** Study material follows **

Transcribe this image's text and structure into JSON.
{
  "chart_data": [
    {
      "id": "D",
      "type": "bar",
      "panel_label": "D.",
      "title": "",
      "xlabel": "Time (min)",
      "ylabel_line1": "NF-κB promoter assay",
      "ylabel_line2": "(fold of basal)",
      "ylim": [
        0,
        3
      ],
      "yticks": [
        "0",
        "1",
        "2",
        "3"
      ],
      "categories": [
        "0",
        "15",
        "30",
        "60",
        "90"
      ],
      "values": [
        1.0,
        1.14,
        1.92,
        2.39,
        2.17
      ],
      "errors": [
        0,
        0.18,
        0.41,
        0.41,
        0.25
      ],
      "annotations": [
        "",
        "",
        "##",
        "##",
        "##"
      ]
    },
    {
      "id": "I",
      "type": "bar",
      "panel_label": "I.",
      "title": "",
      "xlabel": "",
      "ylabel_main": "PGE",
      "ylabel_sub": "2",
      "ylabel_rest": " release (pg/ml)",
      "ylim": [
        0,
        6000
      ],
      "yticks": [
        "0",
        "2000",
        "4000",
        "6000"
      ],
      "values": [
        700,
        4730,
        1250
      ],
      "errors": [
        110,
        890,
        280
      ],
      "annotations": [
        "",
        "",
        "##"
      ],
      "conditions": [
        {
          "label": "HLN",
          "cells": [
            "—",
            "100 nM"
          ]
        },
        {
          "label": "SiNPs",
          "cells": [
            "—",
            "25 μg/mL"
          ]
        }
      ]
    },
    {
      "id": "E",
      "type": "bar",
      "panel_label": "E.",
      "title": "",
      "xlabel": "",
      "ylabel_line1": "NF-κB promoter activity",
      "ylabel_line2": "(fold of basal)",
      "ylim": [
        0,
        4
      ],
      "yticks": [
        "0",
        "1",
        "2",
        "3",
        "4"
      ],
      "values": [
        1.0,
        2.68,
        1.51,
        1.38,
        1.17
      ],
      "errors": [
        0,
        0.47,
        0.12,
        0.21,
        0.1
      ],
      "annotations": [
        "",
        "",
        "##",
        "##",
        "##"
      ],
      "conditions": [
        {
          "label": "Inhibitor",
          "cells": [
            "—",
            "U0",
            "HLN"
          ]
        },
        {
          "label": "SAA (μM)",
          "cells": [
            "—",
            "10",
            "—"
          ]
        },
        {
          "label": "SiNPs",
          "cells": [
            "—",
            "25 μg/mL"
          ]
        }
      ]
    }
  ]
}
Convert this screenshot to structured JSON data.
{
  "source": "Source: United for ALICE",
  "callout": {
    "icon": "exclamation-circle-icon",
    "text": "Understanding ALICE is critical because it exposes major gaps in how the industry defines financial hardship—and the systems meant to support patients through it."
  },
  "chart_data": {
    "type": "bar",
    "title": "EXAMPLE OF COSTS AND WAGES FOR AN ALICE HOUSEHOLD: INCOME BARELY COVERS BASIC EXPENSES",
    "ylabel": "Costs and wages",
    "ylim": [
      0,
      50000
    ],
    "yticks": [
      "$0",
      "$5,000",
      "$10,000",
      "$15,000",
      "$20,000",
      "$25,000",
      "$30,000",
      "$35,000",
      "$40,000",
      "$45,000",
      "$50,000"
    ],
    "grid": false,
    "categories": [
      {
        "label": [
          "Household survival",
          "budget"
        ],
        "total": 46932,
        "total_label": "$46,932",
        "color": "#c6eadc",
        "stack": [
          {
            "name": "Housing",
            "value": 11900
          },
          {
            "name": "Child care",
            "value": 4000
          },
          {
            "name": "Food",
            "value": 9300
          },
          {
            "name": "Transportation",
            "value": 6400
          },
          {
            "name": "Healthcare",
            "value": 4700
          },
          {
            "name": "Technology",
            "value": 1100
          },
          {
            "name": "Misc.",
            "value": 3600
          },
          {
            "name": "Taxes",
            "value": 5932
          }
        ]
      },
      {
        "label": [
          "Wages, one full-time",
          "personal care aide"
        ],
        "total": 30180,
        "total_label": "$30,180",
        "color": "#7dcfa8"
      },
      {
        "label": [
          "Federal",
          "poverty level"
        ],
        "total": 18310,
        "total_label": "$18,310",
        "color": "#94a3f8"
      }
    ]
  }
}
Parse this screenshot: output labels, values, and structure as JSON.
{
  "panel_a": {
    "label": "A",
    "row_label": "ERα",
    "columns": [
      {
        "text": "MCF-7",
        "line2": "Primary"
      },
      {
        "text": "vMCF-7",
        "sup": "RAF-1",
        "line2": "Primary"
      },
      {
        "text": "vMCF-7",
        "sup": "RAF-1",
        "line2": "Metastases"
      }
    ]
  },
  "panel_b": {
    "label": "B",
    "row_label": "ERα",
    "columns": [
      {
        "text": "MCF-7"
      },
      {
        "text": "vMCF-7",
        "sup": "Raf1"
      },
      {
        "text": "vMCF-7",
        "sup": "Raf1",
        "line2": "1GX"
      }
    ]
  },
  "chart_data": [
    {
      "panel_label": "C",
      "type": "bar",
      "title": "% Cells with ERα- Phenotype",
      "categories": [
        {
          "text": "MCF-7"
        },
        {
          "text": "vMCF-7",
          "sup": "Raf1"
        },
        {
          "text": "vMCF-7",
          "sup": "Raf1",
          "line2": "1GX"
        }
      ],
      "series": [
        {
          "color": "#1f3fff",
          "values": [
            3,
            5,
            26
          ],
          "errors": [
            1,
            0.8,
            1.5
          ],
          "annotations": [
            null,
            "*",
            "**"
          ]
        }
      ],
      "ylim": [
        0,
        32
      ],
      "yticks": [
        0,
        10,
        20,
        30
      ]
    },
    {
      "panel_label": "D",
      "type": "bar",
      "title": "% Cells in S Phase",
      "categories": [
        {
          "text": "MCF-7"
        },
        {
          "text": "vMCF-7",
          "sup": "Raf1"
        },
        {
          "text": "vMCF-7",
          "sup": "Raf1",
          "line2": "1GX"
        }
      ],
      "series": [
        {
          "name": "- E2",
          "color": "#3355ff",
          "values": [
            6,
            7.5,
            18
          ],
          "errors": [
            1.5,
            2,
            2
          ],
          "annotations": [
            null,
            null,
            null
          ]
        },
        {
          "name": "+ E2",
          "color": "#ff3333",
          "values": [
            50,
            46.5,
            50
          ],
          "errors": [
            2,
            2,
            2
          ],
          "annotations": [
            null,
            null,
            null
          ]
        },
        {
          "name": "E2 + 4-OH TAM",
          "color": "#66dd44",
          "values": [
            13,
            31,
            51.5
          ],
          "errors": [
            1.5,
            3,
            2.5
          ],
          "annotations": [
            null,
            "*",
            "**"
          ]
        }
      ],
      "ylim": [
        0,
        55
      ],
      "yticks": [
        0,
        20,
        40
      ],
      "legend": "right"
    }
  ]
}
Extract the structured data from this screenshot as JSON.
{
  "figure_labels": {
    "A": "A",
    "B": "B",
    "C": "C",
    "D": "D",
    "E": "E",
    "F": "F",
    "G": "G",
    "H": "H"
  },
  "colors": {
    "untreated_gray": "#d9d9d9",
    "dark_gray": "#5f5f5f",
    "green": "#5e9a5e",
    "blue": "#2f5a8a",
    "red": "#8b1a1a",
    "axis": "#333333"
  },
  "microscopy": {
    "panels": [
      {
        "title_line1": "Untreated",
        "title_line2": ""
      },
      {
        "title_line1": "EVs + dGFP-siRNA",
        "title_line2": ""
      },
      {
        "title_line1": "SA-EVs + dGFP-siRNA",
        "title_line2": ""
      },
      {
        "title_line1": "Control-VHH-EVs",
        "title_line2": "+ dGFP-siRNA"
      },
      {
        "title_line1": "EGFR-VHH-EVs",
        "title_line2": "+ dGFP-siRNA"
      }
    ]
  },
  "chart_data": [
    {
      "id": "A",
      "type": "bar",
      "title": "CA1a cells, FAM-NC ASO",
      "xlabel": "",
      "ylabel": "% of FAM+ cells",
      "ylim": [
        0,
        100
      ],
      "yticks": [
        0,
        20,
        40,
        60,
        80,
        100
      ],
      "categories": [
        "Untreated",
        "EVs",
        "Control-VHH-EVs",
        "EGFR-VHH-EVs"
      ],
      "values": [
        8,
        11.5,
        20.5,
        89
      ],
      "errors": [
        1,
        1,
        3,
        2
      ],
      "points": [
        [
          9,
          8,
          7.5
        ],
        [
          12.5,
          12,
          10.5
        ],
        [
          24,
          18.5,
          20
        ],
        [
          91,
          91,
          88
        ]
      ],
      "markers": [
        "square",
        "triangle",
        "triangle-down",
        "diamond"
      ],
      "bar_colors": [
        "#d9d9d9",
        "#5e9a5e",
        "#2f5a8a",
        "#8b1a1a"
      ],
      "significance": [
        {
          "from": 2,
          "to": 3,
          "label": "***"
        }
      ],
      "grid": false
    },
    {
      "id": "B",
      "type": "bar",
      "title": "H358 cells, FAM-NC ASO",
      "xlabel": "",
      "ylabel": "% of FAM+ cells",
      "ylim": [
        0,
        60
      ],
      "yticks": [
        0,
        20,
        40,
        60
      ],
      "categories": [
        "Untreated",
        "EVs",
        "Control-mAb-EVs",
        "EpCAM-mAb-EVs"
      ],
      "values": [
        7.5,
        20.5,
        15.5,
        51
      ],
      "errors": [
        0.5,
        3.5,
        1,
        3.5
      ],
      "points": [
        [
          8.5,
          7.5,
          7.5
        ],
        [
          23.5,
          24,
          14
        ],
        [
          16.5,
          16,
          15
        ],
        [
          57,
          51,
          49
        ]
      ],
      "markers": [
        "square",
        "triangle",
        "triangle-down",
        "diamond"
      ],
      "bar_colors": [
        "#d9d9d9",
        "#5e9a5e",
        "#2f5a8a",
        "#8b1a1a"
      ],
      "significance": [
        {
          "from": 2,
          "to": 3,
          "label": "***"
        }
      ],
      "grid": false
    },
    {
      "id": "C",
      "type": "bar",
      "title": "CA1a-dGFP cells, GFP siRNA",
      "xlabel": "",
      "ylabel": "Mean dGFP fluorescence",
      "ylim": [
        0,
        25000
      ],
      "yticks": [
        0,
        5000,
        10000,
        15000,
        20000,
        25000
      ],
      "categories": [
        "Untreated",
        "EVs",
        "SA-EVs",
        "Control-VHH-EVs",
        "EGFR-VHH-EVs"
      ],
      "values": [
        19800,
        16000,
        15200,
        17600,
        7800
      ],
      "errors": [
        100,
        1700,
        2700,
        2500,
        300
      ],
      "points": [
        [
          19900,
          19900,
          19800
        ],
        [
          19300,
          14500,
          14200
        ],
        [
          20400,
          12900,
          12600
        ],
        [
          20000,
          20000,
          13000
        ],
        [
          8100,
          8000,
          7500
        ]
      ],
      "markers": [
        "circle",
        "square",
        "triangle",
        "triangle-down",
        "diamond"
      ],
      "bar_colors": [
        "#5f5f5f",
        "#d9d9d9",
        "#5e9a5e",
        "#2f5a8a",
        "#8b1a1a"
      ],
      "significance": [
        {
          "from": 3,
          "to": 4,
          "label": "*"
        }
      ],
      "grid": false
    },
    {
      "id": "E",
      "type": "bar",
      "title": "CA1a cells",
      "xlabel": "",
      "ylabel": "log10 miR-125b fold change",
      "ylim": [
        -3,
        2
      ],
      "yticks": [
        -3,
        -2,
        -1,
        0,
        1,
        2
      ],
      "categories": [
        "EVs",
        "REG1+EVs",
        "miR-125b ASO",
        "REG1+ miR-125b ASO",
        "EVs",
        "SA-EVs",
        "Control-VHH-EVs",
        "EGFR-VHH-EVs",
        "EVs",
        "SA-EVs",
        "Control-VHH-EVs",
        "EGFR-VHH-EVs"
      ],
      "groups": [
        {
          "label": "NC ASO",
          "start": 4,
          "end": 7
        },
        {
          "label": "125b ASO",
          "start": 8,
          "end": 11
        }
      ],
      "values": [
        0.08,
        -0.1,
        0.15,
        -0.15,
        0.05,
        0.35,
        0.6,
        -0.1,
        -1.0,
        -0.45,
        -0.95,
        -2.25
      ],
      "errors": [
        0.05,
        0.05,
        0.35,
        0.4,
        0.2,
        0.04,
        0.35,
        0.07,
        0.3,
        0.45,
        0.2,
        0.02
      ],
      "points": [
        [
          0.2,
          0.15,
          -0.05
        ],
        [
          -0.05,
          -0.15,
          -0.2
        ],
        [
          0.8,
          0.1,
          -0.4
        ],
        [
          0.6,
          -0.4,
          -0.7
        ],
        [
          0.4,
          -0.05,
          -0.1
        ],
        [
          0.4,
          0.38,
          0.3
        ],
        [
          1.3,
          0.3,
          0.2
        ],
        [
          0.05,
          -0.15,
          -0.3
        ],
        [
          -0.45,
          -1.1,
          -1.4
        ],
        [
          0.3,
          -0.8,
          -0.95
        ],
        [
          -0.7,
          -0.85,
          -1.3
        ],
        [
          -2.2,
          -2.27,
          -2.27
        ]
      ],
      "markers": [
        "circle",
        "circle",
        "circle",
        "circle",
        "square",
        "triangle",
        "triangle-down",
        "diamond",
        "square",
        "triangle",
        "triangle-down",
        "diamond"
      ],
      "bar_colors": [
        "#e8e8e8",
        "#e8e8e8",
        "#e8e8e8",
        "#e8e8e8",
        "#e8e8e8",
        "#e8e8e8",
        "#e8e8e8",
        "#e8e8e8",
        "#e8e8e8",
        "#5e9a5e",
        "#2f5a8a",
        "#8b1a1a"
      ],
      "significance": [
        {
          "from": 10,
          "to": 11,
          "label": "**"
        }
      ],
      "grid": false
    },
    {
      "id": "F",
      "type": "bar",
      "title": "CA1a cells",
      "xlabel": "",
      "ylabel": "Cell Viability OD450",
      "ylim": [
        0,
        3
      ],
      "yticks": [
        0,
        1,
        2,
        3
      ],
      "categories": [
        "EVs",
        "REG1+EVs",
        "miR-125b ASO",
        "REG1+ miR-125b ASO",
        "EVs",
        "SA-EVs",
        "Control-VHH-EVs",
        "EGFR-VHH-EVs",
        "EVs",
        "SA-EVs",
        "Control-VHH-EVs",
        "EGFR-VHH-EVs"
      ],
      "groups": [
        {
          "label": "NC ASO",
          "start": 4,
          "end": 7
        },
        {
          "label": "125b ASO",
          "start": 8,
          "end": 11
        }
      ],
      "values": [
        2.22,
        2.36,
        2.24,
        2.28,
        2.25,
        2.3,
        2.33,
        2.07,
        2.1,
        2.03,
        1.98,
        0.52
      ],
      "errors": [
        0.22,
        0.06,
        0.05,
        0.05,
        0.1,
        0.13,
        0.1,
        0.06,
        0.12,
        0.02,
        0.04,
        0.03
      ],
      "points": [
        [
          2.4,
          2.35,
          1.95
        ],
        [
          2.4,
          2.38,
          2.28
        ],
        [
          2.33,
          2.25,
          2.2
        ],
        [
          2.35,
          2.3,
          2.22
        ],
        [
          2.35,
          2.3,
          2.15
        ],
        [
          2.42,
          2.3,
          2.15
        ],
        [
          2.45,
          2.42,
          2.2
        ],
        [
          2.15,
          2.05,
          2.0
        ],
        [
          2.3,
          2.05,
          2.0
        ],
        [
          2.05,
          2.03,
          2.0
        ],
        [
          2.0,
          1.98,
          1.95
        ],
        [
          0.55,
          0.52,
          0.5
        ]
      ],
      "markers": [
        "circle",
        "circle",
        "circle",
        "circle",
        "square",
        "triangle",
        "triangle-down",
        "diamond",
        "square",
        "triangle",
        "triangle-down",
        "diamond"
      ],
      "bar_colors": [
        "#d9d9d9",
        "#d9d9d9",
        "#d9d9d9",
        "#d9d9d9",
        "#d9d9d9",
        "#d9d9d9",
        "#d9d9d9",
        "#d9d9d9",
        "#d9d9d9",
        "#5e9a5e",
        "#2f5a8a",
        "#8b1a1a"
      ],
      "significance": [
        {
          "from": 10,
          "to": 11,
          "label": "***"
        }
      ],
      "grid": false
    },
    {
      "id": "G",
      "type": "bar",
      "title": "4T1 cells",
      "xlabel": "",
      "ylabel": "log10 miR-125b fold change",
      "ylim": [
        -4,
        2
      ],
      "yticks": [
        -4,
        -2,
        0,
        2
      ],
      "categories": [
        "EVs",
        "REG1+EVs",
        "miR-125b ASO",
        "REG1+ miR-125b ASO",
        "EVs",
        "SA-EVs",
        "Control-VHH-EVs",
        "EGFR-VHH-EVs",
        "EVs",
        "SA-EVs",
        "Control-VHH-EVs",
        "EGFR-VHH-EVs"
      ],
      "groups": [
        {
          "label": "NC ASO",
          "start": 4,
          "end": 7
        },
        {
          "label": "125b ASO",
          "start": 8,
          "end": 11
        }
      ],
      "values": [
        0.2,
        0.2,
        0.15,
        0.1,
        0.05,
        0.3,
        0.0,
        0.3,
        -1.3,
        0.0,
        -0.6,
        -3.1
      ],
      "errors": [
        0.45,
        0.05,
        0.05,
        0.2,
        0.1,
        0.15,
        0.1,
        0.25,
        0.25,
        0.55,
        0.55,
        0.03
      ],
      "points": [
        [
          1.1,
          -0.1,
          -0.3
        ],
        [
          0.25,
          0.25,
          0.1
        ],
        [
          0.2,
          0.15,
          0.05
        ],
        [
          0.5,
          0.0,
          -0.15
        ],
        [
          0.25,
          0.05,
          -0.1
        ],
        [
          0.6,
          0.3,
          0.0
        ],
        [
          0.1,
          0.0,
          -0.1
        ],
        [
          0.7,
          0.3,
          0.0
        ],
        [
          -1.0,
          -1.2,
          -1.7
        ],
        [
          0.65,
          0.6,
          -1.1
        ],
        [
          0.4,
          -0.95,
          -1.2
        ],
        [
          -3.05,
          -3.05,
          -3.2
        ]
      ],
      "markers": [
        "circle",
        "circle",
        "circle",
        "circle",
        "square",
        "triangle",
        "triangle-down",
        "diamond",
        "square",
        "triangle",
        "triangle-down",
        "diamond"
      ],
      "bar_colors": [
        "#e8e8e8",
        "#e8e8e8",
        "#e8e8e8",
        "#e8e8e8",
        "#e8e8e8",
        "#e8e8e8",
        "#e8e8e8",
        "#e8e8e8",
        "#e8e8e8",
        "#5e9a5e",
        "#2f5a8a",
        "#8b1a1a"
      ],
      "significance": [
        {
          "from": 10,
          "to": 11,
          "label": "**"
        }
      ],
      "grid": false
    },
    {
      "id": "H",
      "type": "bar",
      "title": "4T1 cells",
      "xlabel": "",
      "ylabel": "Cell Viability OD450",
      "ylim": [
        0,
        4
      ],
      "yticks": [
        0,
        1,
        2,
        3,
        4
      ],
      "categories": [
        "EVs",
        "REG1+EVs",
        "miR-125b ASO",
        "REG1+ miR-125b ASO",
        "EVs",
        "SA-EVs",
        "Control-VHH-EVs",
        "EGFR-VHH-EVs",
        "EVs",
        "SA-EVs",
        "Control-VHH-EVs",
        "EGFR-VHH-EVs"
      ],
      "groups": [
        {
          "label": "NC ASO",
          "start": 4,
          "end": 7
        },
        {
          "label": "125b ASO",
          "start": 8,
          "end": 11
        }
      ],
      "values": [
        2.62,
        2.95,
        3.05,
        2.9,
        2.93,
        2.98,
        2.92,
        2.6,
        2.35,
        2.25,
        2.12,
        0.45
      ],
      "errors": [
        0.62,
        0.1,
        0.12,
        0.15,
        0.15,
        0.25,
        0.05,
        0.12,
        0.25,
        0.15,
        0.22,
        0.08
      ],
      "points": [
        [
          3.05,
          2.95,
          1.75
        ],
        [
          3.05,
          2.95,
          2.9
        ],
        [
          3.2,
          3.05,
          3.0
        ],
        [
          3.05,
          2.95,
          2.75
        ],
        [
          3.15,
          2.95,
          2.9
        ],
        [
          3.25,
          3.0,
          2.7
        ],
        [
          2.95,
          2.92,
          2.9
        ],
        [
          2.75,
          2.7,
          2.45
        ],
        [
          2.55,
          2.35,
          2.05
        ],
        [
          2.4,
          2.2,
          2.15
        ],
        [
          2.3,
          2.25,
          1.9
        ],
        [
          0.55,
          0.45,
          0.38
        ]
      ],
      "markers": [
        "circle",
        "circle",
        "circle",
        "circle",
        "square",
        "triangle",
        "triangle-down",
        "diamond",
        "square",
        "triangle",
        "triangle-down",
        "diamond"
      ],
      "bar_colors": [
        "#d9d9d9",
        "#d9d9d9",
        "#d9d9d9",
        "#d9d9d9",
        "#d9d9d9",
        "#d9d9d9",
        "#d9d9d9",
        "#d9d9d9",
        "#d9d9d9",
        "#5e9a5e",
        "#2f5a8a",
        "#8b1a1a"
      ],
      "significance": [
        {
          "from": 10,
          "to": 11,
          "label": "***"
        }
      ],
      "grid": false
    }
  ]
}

** End of Study material **

All lines in the entries above that hold the word "screenshot" need to be copied.

### [Response box]
Convert this screenshot to structured JSON data.
Parse this screenshot: output labels, values, and structure as JSON.
Extract the structured data from this screenshot as JSON.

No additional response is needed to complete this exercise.